START Dataset records

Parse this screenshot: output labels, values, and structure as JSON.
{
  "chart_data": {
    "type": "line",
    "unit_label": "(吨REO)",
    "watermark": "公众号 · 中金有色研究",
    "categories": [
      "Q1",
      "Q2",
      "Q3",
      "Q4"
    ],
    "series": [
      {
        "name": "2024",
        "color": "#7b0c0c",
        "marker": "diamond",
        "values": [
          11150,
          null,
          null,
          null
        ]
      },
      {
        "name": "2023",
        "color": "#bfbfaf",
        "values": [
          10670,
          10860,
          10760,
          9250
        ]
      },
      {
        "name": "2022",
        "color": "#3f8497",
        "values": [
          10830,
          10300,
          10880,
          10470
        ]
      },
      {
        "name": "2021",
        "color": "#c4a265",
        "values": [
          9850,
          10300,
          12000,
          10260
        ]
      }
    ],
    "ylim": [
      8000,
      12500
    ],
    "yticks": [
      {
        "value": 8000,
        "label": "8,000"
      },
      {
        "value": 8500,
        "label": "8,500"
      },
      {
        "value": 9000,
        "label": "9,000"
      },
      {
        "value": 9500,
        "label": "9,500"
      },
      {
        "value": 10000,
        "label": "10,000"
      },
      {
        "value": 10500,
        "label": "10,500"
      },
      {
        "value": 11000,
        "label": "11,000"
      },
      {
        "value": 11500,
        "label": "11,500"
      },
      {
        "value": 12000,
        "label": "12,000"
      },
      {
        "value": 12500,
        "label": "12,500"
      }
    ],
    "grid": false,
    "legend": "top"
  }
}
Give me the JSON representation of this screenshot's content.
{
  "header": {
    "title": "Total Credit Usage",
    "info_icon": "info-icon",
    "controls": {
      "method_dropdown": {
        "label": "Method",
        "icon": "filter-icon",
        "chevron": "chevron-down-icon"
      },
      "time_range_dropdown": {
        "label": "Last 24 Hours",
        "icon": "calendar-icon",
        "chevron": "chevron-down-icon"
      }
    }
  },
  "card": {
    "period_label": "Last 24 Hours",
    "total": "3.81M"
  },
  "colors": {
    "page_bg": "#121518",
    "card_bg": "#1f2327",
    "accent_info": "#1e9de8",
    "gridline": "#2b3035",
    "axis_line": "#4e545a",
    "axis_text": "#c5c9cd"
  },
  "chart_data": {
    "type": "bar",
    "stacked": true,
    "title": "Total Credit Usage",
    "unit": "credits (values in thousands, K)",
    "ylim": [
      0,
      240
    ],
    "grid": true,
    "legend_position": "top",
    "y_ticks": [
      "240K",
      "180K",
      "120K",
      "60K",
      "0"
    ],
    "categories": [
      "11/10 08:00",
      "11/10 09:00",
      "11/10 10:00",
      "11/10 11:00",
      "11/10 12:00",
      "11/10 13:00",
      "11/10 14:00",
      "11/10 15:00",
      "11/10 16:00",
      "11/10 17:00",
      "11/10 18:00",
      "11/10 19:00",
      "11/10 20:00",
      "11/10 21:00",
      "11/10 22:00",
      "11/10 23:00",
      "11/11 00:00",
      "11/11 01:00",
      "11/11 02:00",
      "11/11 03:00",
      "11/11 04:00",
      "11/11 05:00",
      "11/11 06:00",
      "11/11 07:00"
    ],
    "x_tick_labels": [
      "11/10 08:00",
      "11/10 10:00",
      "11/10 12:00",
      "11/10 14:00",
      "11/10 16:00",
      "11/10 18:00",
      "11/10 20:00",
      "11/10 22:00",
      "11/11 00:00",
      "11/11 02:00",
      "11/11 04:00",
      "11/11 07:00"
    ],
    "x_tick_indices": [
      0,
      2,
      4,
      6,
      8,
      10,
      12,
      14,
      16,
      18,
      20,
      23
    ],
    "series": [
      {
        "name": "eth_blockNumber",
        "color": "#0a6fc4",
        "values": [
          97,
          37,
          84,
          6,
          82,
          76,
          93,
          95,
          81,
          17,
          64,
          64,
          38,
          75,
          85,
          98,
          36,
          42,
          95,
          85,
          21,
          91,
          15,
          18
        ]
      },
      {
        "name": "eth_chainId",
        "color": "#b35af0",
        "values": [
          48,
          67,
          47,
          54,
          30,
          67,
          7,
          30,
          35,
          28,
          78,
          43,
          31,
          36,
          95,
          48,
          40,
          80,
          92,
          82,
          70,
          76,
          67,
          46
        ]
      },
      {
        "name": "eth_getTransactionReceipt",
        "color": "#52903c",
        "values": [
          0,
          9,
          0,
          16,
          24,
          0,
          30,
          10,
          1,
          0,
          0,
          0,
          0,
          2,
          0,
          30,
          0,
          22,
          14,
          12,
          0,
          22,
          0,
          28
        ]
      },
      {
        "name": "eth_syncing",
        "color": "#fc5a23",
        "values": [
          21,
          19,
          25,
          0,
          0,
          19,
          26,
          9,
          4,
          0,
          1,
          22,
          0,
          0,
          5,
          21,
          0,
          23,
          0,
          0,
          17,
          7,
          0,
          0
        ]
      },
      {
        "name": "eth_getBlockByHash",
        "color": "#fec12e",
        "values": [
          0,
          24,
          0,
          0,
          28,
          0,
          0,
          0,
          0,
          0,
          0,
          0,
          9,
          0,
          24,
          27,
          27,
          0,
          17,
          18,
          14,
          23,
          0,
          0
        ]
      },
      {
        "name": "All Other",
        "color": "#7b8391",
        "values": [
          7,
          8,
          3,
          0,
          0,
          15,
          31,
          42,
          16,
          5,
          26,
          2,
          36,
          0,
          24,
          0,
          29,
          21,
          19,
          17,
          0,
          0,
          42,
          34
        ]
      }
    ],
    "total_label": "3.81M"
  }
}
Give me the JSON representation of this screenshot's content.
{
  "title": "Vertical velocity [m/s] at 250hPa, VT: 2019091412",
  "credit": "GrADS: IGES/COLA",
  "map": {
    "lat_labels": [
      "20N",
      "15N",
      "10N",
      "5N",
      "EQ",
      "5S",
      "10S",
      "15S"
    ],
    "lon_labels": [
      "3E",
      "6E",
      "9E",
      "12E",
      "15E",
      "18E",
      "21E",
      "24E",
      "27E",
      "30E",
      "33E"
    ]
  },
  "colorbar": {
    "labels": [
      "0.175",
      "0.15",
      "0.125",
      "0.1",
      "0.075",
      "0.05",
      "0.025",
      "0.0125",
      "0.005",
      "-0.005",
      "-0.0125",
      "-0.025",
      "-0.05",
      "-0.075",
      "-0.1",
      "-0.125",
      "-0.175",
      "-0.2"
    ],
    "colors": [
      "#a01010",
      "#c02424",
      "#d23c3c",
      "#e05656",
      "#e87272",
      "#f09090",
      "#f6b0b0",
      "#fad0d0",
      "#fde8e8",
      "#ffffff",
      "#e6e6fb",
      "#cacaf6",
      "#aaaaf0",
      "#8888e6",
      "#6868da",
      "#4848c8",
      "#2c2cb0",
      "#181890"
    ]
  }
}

END Dataset records

Required work:
Retype all of the data shown above, word for word.

Solution to this problem:
Parse this screenshot: output labels, values, and structure as JSON.
{
  "chart_data": {
    "type": "line",
    "unit_label": "(吨REO)",
    "watermark": "公众号 · 中金有色研究",
    "categories": [
      "Q1",
      "Q2",
      "Q3",
      "Q4"
    ],
    "series": [
      {
        "name": "2024",
        "color": "#7b0c0c",
        "marker": "diamond",
        "values": [
          11150,
          null,
          null,
          null
        ]
      },
      {
        "name": "2023",
        "color": "#bfbfaf",
        "values": [
          10670,
          10860,
          10760,
          9250
        ]
      },
      {
        "name": "2022",
        "color": "#3f8497",
        "values": [
          10830,
          10300,
          10880,
          10470
        ]
      },
      {
        "name": "2021",
        "color": "#c4a265",
        "values": [
          9850,
          10300,
          12000,
          10260
        ]
      }
    ],
    "ylim": [
      8000,
      12500
    ],
    "yticks": [
      {
        "value": 8000,
        "label": "8,000"
      },
      {
        "value": 8500,
        "label": "8,500"
      },
      {
        "value": 9000,
        "label": "9,000"
      },
      {
        "value": 9500,
        "label": "9,500"
      },
      {
        "value": 10000,
        "label": "10,000"
      },
      {
        "value": 10500,
        "label": "10,500"
      },
      {
        "value": 11000,
        "label": "11,000"
      },
      {
        "value": 11500,
        "label": "11,500"
      },
      {
        "value": 12000,
        "label": "12,000"
      },
      {
        "value": 12500,
        "label": "12,500"
      }
    ],
    "grid": false,
    "legend": "top"
  }
}
Give me the JSON representation of this screenshot's content.
{
  "header": {
    "title": "Total Credit Usage",
    "info_icon": "info-icon",
    "controls": {
      "method_dropdown": {
        "label": "Method",
        "icon": "filter-icon",
        "chevron": "chevron-down-icon"
      },
      "time_range_dropdown": {
        "label": "Last 24 Hours",
        "icon": "calendar-icon",
        "chevron": "chevron-down-icon"
      }
    }
  },
  "card": {
    "period_label": "Last 24 Hours",
    "total": "3.81M"
  },
  "colors": {
    "page_bg": "#121518",
    "card_bg": "#1f2327",
    "accent_info": "#1e9de8",
    "gridline": "#2b3035",
    "axis_line": "#4e545a",
    "axis_text": "#c5c9cd"
  },
  "chart_data": {
    "type": "bar",
    "stacked": true,
    "title": "Total Credit Usage",
    "unit": "credits (values in thousands, K)",
    "ylim": [
      0,
      240
    ],
    "grid": true,
    "legend_position": "top",
    "y_ticks": [
      "240K",
      "180K",
      "120K",
      "60K",
      "0"
    ],
    "categories": [
      "11/10 08:00",
      "11/10 09:00",
      "11/10 10:00",
      "11/10 11:00",
      "11/10 12:00",
      "11/10 13:00",
      "11/10 14:00",
      "11/10 15:00",
      "11/10 16:00",
      "11/10 17:00",
      "11/10 18:00",
      "11/10 19:00",
      "11/10 20:00",
      "11/10 21:00",
      "11/10 22:00",
      "11/10 23:00",
      "11/11 00:00",
      "11/11 01:00",
      "11/11 02:00",
      "11/11 03:00",
      "11/11 04:00",
      "11/11 05:00",
      "11/11 06:00",
      "11/11 07:00"
    ],
    "x_tick_labels": [
      "11/10 08:00",
      "11/10 10:00",
      "11/10 12:00",
      "11/10 14:00",
      "11/10 16:00",
      "11/10 18:00",
      "11/10 20:00",
      "11/10 22:00",
      "11/11 00:00",
      "11/11 02:00",
      "11/11 04:00",
      "11/11 07:00"
    ],
    "x_tick_indices": [
      0,
      2,
      4,
      6,
      8,
      10,
      12,
      14,
      16,
      18,
      20,
      23
    ],
    "series": [
      {
        "name": "eth_blockNumber",
        "color": "#0a6fc4",
        "values": [
          97,
          37,
          84,
          6,
          82,
          76,
          93,
          95,
          81,
          17,
          64,
          64,
          38,
          75,
          85,
          98,
          36,
          42,
          95,
          85,
          21,
          91,
          15,
          18
        ]
      },
      {
        "name": "eth_chainId",
        "color": "#b35af0",
        "values": [
          48,
          67,
          47,
          54,
          30,
          67,
          7,
          30,
          35,
          28,
          78,
          43,
          31,
          36,
          95,
          48,
          40,
          80,
          92,
          82,
          70,
          76,
          67,
          46
        ]
      },
      {
        "name": "eth_getTransactionReceipt",
        "color": "#52903c",
        "values": [
          0,
          9,
          0,
          16,
          24,
          0,
          30,
          10,
          1,
          0,
          0,
          0,
          0,
          2,
          0,
          30,
          0,
          22,
          14,
          12,
          0,
          22,
          0,
          28
        ]
      },
      {
        "name": "eth_syncing",
        "color": "#fc5a23",
        "values": [
          21,
          19,
          25,
          0,
          0,
          19,
          26,
          9,
          4,
          0,
          1,
          22,
          0,
          0,
          5,
          21,
          0,
          23,
          0,
          0,
          17,
          7,
          0,
          0
        ]
      },
      {
        "name": "eth_getBlockByHash",
        "color": "#fec12e",
        "values": [
          0,
          24,
          0,
          0,
          28,
          0,
          0,
          0,
          0,
          0,
          0,
          0,
          9,
          0,
          24,
          27,
          27,
          0,
          17,
          18,
          14,
          23,
          0,
          0
        ]
      },
      {
        "name": "All Other",
        "color": "#7b8391",
        "values": [
          7,
          8,
          3,
          0,
          0,
          15,
          31,
          42,
          16,
          5,
          26,
          2,
          36,
          0,
          24,
          0,
          29,
          21,
          19,
          17,
          0,
          0,
          42,
          34
        ]
      }
    ],
    "total_label": "3.81M"
  }
}
Give me the JSON representation of this screenshot's content.
{
  "title": "Vertical velocity [m/s] at 250hPa, VT: 2019091412",
  "credit": "GrADS: IGES/COLA",
  "map": {
    "lat_labels": [
      "20N",
      "15N",
      "10N",
      "5N",
      "EQ",
      "5S",
      "10S",
      "15S"
    ],
    "lon_labels": [
      "3E",
      "6E",
      "9E",
      "12E",
      "15E",
      "18E",
      "21E",
      "24E",
      "27E",
      "30E",
      "33E"
    ]
  },
  "colorbar": {
    "labels": [
      "0.175",
      "0.15",
      "0.125",
      "0.1",
      "0.075",
      "0.05",
      "0.025",
      "0.0125",
      "0.005",
      "-0.005",
      "-0.0125",
      "-0.025",
      "-0.05",
      "-0.075",
      "-0.1",
      "-0.125",
      "-0.175",
      "-0.2"
    ],
    "colors": [
      "#a01010",
      "#c02424",
      "#d23c3c",
      "#e05656",
      "#e87272",
      "#f09090",
      "#f6b0b0",
      "#fad0d0",
      "#fde8e8",
      "#ffffff",
      "#e6e6fb",
      "#cacaf6",
      "#aaaaf0",
      "#8888e6",
      "#6868da",
      "#4848c8",
      "#2c2cb0",
      "#181890"
    ]
  }
}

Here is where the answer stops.